>> BEGIN DATASET EXCERPTS
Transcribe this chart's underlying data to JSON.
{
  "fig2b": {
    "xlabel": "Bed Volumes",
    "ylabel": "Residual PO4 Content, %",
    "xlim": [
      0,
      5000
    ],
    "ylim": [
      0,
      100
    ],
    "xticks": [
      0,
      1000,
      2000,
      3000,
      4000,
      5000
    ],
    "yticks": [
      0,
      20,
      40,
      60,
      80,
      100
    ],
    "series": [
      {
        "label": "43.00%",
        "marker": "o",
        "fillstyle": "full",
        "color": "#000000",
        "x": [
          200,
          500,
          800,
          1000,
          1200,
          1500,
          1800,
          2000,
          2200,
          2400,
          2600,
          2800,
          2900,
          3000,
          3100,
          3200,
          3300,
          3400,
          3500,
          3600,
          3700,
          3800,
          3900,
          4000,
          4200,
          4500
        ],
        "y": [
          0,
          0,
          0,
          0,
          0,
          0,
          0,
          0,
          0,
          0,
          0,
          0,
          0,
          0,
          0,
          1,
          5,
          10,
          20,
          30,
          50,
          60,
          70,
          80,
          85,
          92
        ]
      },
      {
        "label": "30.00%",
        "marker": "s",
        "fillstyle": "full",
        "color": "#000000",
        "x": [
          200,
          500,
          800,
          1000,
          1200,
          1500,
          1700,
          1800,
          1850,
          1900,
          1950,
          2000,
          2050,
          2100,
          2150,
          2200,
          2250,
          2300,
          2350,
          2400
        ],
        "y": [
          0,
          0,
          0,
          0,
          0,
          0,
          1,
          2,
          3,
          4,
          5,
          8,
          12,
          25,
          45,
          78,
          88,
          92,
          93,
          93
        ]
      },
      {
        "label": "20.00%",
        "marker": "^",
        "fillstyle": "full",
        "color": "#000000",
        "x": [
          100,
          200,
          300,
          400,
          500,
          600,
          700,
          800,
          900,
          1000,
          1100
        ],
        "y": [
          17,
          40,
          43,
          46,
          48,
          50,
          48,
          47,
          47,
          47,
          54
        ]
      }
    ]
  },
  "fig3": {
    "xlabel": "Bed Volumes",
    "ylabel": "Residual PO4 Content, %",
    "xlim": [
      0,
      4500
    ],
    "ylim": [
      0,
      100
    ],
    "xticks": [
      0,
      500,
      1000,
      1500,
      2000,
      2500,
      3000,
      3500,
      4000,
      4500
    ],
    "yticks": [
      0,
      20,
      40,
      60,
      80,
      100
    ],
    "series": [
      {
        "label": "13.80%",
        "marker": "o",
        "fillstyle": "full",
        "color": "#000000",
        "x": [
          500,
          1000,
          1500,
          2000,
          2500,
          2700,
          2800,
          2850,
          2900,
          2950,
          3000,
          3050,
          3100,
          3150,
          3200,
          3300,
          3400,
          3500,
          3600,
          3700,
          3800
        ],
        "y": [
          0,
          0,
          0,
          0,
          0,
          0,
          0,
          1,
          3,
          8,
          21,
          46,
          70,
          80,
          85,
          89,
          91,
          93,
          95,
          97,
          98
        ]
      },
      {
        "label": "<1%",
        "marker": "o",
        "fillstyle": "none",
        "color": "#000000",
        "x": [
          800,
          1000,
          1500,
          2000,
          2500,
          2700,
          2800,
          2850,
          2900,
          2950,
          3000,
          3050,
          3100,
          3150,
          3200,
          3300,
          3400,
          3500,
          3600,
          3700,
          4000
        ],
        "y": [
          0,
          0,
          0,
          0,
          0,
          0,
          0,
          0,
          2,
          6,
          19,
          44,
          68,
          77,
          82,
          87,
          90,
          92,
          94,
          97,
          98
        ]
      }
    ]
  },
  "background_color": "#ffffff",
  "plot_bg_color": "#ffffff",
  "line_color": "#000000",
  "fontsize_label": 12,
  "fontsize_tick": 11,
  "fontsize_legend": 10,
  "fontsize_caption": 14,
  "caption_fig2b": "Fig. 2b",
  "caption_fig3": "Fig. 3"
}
>> END DATASET EXCERPTS
- WHAT THE EXERCISE ASKS: Extract the full set of entries word for word.

- TASK RESULT:
Transcribe this chart's underlying data to JSON.
{
  "fig2b": {
    "xlabel": "Bed Volumes",
    "ylabel": "Residual PO4 Content, %",
    "xlim": [
      0,
      5000
    ],
    "ylim": [
      0,
      100
    ],
    "xticks": [
      0,
      1000,
      2000,
      3000,
      4000,
      5000
    ],
    "yticks": [
      0,
      20,
      40,
      60,
      80,
      100
    ],
    "series": [
      {
        "label": "43.00%",
        "marker": "o",
        "fillstyle": "full",
        "color": "#000000",
        "x": [
          200,
          500,
          800,
          1000,
          1200,
          1500,
          1800,
          2000,
          2200,
          2400,
          2600,
          2800,
          2900,
          3000,
          3100,
          3200,
          3300,
          3400,
          3500,
          3600,
          3700,
          3800,
          3900,
          4000,
          4200,
          4500
        ],
        "y": [
          0,
          0,
          0,
          0,
          0,
          0,
          0,
          0,
          0,
          0,
          0,
          0,
          0,
          0,
          0,
          1,
          5,
          10,
          20,
          30,
          50,
          60,
          70,
          80,
          85,
          92
        ]
      },
      {
        "label": "30.00%",
        "marker": "s",
        "fillstyle": "full",
        "color": "#000000",
        "x": [
          200,
          500,
          800,
          1000,
          1200,
          1500,
          1700,
          1800,
          1850,
          1900,
          1950,
          2000,
          2050,
          2100,
          2150,
          2200,
          2250,
          2300,
          2350,
          2400
        ],
        "y": [
          0,
          0,
          0,
          0,
          0,
          0,
          1,
          2,
          3,
          4,
          5,
          8,
          12,
          25,
          45,
          78,
          88,
          92,
          93,
          93
        ]
      },
      {
        "label": "20.00%",
        "marker": "^",
        "fillstyle": "full",
        "color": "#000000",
        "x": [
          100,
          200,
          300,
          400,
          500,
          600,
          700,
          800,
          900,
          1000,
          1100
        ],
        "y": [
          17,
          40,
          43,
          46,
          48,
          50,
          48,
          47,
          47,
          47,
          54
        ]
      }
    ]
  },
  "fig3": {
    "xlabel": "Bed Volumes",
    "ylabel": "Residual PO4 Content, %",
    "xlim": [
      0,
      4500
    ],
    "ylim": [
      0,
      100
    ],
    "xticks": [
      0,
      500,
      1000,
      1500,
      2000,
      2500,
      3000,
      3500,
      4000,
      4500
    ],
    "yticks": [
      0,
      20,
      40,
      60,
      80,
      100
    ],
    "series": [
      {
        "label": "13.80%",
        "marker": "o",
        "fillstyle": "full",
        "color": "#000000",
        "x": [
          500,
          1000,
          1500,
          2000,
          2500,
          2700,
          2800,
          2850,
          2900,
          2950,
          3000,
          3050,
          3100,
          3150,
          3200,
          3300,
          3400,
          3500,
          3600,
          3700,
          3800
        ],
        "y": [
          0,
          0,
          0,
          0,
          0,
          0,
          0,
          1,
          3,
          8,
          21,
          46,
          70,
          80,
          85,
          89,
          91,
          93,
          95,
          97,
          98
        ]
      },
      {
        "label": "<1%",
        "marker": "o",
        "fillstyle": "none",
        "color": "#000000",
        "x": [
          800,
          1000,
          1500,
          2000,
          2500,
          2700,
          2800,
          2850,
          2900,
          2950,
          3000,
          3050,
          3100,
          3150,
          3200,
          3300,
          3400,
          3500,
          3600,
          3700,
          4000
        ],
        "y": [
          0,
          0,
          0,
          0,
          0,
          0,
          0,
          0,
          2,
          6,
          19,
          44,
          68,
          77,
          82,
          87,
          90,
          92,
          94,
          97,
          98
        ]
      }
    ]
  },
  "background_color": "#ffffff",
  "plot_bg_color": "#ffffff",
  "line_color": "#000000",
  "fontsize_label": 12,
  "fontsize_tick": 11,
  "fontsize_legend": 10,
  "fontsize_caption": 14,
  "caption_fig2b": "Fig. 2b",
  "caption_fig3": "Fig. 3"
}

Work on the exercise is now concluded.